ESTRATTO SELEZIONATO:
+ + +

Covid-19, verso l’integrazione dei dati sanitari

I sistemi informativi delle aziende sanitarie sono per la maggior parte strutturati secondo architetture “a silos”, eterogenee sia dal punto di vista della tecnologia che da quello della gestione dei dati.

La conseguenza è la frammentazione dei dati dei pazienti, che risultano distribuiti in contesti diversi, quali ad esempio cartelle cliniche o archivi di big data, gestiti con software proprietari, non compatibili tra loro e provenienti da fornitori diversi. Il reperimento e l’integrazione delle informazioni richiede ogni volta soluzioni “ad hoc” per l’esportazione e l’elaborazione dei dati. I risultati elaborati dalle singole aziende locali sono difficilmente comparabili, e difficile e rischiosa è l’integrazione dei dati a livello regionale e poi nazionale.

+ + +

Voci di dati archiviate
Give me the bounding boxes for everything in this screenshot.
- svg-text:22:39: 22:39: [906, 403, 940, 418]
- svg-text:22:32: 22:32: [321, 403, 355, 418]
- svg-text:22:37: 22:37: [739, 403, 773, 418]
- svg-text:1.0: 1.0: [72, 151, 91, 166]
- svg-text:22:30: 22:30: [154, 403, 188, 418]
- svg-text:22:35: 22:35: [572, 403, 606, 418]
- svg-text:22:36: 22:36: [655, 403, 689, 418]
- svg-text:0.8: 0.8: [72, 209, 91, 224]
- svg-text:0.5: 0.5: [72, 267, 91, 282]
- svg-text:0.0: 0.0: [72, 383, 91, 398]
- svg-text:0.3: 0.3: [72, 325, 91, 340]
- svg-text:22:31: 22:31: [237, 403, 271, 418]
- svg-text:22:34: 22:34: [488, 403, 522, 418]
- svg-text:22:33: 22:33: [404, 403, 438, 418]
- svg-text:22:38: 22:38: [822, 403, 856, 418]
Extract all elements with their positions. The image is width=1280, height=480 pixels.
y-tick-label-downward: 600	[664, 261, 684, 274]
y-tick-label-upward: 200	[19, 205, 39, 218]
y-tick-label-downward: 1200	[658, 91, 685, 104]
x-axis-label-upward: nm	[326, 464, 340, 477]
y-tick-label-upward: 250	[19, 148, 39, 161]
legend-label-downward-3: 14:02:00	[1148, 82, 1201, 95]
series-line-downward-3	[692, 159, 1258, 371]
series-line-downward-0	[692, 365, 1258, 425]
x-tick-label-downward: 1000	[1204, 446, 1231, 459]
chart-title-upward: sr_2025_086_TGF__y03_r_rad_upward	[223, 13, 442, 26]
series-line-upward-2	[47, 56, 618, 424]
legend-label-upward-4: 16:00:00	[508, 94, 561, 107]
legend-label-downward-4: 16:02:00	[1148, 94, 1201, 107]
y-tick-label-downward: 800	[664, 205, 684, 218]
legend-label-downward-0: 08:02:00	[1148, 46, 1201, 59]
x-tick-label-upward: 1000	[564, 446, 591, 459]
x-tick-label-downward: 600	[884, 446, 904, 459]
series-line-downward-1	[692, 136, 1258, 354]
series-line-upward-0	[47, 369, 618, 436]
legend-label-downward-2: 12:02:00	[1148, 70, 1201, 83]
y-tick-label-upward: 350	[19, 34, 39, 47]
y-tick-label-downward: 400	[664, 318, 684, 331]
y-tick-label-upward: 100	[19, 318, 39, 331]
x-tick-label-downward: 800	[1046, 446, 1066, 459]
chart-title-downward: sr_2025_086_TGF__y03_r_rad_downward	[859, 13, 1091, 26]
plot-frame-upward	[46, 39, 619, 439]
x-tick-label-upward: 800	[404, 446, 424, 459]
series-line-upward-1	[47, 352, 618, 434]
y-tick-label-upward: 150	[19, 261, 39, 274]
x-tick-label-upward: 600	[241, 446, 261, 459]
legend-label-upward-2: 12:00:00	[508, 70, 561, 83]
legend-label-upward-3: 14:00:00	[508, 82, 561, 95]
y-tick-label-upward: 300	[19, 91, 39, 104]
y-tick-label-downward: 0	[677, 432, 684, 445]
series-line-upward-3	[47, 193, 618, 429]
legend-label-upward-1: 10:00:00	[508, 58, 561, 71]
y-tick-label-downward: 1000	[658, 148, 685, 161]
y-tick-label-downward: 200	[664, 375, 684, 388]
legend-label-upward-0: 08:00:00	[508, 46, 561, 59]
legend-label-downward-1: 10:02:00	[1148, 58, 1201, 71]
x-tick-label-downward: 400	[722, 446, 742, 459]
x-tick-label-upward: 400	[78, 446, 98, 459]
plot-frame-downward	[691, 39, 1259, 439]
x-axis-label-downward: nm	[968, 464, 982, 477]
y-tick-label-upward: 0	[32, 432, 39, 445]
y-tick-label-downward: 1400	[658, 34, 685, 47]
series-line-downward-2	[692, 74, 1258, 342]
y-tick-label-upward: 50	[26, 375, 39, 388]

+ + +

ISTRUZIONI DA SEGUIRE:
Nell'estratto sull'integrazione dei dati sanitari, secondo quali architetture sono strutturati per la maggior parte i sistemi informativi delle aziende sanitarie? Le voci dell'elenco non hanno alcun legame con l'estratto.

RISULTATO OTTENUTO:
Secondo architetture “a silos”, eterogenee sia dal punto di vista della tecnologia sia da quello della gestione dei dati.